- [Required work]: Decide whether each statement agrees with the BLE definitions text below, answering yes or no and quoting the deciding words: 1. RSI_BLE_NEW_SERVICE_UUID is the attribute type of the first attribute under the service. 2. RSI_BLE_MAX_DATA_LEN refers to the maximum length of the attribute data. 3. RSI_BLE_ATTRIBUTE_3_UUID refers to the attribute type of the second attribute under the service.

RSI_BLE_NEW_SERVICE_UUID refers to the attribute value of the newly created service.

#define  RSI_BLE_NEW_SERVICE_UUID                       0xAABB

RSI_BLE_ATTRIBUTE_1_UUID refers to the attribute type of the first attribute under this service (RSI_BLE_NEW_SERVICE_UUID).

#define  RSI_BLE_ATTRIBUTE_1_UUID                        0x1AA1

RSI_BLE_ATTRIBUTE_2_UUID refers to the attribute type of the second attribute under this service (RSI_BLE_NEW_SERVICE_UUID).

#define RSI_BLE_ATTRIBUTE_2_UUID                         0x1BB1

RSI_BLE_ATTRIBUTE_3_UUID refers to the attribute type of the third attribute under this service (RSI_BLE_NEW_SERVICE_UUID).

#define RSI_BLE_ATTRIBUTE_3_UUID                         0x1CC1

RSI_BLE_MAX_DATA_LEN refers to the Maximum length of the attribute data.

- [Dataset extract]:
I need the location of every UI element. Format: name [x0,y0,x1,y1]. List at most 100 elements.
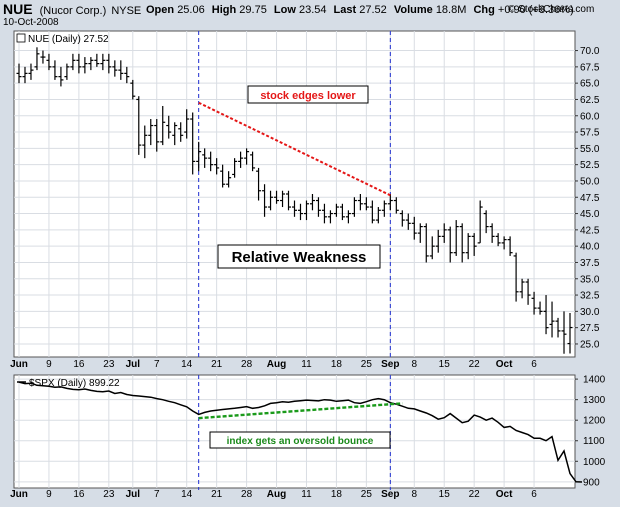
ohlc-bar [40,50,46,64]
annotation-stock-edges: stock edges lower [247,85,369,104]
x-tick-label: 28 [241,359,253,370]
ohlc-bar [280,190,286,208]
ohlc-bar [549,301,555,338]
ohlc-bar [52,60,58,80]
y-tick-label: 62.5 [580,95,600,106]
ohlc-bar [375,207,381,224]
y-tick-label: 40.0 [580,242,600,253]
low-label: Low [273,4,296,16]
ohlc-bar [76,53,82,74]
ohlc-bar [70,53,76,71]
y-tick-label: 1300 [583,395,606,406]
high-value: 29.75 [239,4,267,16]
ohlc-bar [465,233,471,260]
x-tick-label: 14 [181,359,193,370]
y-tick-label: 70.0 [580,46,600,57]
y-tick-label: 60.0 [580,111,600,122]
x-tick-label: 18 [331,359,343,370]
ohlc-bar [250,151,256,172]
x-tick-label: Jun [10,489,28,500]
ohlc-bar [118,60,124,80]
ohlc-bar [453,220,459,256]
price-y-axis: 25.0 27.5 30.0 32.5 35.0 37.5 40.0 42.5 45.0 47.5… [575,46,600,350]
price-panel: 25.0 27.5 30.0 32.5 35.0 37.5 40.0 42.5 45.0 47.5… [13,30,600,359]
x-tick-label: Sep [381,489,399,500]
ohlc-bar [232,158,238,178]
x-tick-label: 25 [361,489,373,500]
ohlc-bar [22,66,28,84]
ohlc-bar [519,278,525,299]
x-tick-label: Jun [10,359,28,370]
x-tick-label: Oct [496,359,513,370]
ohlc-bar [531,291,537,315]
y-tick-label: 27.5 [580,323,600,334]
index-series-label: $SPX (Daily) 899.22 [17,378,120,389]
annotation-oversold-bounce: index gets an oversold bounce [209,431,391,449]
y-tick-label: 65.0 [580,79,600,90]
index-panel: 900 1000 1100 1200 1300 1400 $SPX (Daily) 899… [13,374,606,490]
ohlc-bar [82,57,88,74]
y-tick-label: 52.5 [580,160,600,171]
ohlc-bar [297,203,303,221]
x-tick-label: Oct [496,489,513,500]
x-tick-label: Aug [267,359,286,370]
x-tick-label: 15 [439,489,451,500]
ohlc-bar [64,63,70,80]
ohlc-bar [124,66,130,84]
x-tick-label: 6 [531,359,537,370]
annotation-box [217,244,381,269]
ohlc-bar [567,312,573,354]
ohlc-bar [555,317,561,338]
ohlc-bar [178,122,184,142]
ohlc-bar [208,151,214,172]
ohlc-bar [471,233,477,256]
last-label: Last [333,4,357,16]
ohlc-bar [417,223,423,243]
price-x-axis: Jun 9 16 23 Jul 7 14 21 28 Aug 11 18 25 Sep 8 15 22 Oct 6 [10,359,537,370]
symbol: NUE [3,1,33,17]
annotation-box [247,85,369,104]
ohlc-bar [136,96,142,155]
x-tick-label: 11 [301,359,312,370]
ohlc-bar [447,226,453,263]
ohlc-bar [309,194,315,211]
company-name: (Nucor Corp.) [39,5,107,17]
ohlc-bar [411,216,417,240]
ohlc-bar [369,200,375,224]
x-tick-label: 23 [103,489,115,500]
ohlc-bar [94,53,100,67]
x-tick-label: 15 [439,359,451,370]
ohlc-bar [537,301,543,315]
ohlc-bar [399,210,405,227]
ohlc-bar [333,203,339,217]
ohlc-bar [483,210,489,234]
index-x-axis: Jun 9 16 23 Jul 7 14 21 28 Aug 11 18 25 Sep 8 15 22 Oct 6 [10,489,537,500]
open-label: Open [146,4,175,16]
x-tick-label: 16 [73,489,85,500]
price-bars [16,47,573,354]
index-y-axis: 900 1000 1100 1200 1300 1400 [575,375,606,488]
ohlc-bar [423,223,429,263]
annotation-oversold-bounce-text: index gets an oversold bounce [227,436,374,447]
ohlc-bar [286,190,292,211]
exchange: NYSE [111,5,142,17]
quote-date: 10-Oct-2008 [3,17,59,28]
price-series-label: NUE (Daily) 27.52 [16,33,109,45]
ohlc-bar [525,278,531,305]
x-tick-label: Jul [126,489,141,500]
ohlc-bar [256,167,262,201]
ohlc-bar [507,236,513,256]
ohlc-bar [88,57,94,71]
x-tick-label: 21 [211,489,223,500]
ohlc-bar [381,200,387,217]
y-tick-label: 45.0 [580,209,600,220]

- [Response to this exercise]:
1. No: "RSI_BLE_NEW_SERVICE_UUID refers to the attribute value of the newly created service."
2. Yes: "RSI_BLE_MAX_DATA_LEN refers to the Maximum length of the attribute data."
3. No: "RSI_BLE_ATTRIBUTE_3_UUID refers to the attribute type of the third attribute under this service (RSI_BLE_NEW_SERVICE_UUID)."